• [THE PROBLEM]:
Within the records below, find each line that holds the string "unreasonable", then copy it.
++++++++++
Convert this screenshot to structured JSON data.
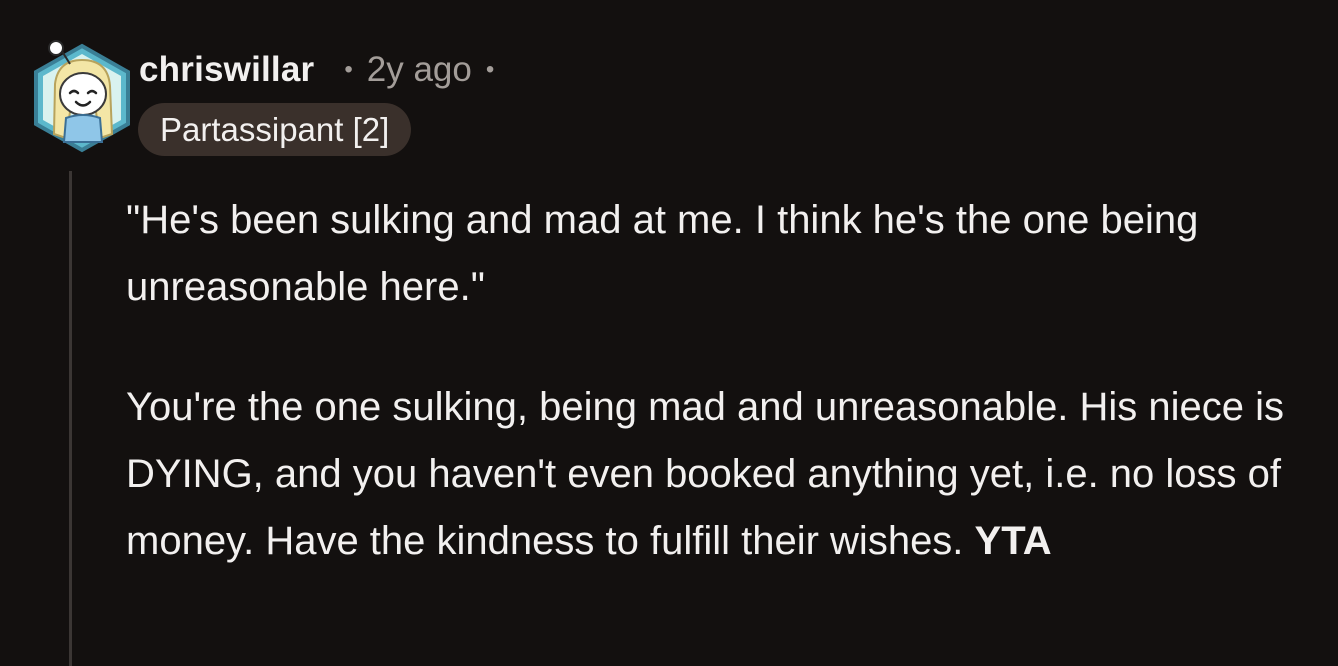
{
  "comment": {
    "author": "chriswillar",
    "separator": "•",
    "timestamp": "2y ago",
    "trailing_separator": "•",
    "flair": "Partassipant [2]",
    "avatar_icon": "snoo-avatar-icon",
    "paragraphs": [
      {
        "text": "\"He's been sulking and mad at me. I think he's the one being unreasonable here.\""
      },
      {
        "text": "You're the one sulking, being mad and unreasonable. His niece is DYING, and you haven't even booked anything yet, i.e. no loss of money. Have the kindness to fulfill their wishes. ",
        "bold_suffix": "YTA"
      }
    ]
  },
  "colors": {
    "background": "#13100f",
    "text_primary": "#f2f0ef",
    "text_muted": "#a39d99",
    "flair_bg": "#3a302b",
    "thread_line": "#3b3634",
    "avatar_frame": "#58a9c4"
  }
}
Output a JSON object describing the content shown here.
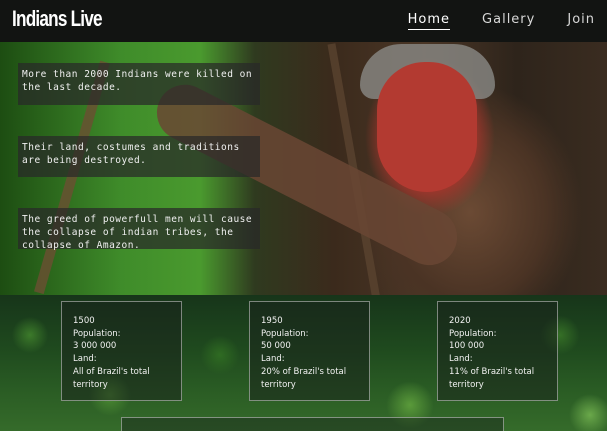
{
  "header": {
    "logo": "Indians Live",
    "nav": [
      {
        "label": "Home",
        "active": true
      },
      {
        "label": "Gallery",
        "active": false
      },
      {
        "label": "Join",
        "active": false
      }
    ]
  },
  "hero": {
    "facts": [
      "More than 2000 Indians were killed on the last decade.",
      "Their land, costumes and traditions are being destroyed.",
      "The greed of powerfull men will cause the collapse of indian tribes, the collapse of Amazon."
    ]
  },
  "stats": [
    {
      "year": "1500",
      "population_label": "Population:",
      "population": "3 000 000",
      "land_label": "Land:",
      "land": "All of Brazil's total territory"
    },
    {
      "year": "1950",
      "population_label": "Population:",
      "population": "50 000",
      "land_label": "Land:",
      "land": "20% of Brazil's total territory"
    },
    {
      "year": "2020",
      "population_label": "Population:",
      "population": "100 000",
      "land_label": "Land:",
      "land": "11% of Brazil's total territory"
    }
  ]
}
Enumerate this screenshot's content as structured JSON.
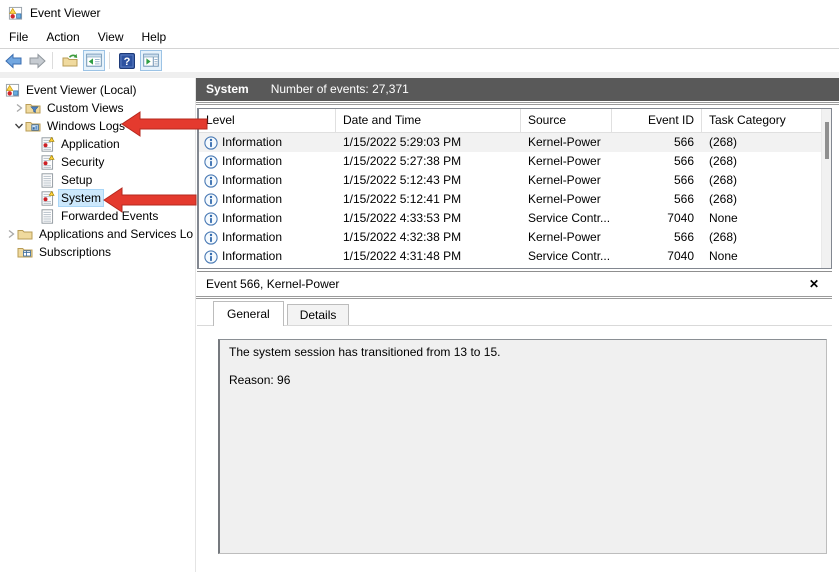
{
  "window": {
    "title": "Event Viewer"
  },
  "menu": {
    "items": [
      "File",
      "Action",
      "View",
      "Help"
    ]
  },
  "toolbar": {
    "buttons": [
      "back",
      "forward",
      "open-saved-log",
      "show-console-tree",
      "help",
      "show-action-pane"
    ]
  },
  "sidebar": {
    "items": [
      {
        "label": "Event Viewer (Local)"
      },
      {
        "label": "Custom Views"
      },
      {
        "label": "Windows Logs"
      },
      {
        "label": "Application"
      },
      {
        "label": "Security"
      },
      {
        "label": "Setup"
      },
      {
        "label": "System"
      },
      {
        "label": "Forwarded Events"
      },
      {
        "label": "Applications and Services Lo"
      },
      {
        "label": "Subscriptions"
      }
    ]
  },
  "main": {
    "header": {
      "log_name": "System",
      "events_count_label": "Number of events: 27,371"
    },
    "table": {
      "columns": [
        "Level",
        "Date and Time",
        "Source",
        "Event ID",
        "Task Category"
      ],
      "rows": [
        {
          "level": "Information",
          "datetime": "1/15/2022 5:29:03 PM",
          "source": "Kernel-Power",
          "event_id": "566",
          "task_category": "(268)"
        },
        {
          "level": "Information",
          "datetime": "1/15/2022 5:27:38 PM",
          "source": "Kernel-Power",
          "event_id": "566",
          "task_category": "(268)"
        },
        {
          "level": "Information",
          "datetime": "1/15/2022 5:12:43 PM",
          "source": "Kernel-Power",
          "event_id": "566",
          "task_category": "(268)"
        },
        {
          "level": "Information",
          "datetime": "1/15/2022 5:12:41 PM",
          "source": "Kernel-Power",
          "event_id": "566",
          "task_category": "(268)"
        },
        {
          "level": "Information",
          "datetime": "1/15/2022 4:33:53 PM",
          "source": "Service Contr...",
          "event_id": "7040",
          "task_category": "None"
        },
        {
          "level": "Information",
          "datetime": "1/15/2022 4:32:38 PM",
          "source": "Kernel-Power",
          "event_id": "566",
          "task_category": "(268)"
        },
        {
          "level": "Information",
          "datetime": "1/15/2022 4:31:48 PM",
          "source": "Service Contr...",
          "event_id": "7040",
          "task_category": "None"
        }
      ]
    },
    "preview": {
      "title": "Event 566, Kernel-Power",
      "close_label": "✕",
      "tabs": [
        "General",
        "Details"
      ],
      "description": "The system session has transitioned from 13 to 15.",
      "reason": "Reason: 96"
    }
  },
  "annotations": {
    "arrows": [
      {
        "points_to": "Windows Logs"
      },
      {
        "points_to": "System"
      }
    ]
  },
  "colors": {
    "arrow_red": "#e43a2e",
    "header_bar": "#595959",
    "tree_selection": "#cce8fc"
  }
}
++++++++++
• [EXERCISE ANSWER]:
        "text": "\"He's been sulking and mad at me. I think he's the one being unreasonable here.\""
        "text": "You're the one sulking, being mad and unreasonable. His niece is DYING, and you haven't even booked anything yet, i.e. no loss of money. Have the kindness to fulfill their wishes. ",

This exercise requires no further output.